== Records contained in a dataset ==
════════════════════

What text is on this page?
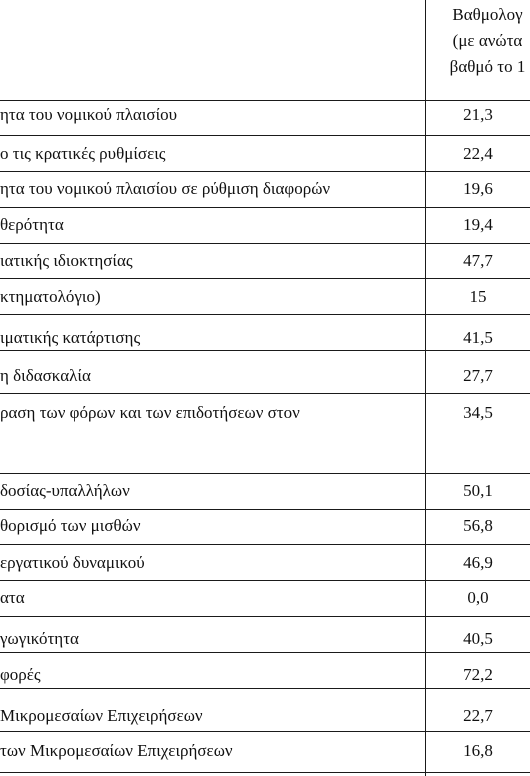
Βαθμολογ
(με ανώτα
βαθμό το 1
ητα του νομικού πλαισίου	21,3
ο τις κρατικές ρυθμίσεις	22,4
ητα του νομικού πλαισίου σε ρύθμιση διαφορών	19,6
θερότητα	19,4
ιατικής ιδιοκτησίας	47,7
κτηματολόγιο)	15
ιματικής κατάρτισης	41,5
η διδασκαλία	27,7
ραση των φόρων και των επιδοτήσεων στον	34,5
δοσίας-υπαλλήλων	50,1
θορισμό των μισθών	56,8
εργατικού δυναμικού	46,9
ατα	0,0
γωγικότητα	40,5
φορές	72,2
Μικρομεσαίων Επιχειρήσεων	22,7
των Μικρομεσαίων Επιχειρήσεων	16,8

════════════════════

== Task instructions ==
All the lines above are to be reproduced exactly, except the pictures.

== Exercise answer ==
What text is on this page?
Βαθμολογ
(με ανώτα
βαθμό το 1
ητα του νομικού πλαισίου	21,3
ο τις κρατικές ρυθμίσεις	22,4
ητα του νομικού πλαισίου σε ρύθμιση διαφορών	19,6
θερότητα	19,4
ιατικής ιδιοκτησίας	47,7
κτηματολόγιο)	15
ιματικής κατάρτισης	41,5
η διδασκαλία	27,7
ραση των φόρων και των επιδοτήσεων στον	34,5
δοσίας-υπαλλήλων	50,1
θορισμό των μισθών	56,8
εργατικού δυναμικού	46,9
ατα	0,0
γωγικότητα	40,5
φορές	72,2
Μικρομεσαίων Επιχειρήσεων	22,7
των Μικρομεσαίων Επιχειρήσεων	16,8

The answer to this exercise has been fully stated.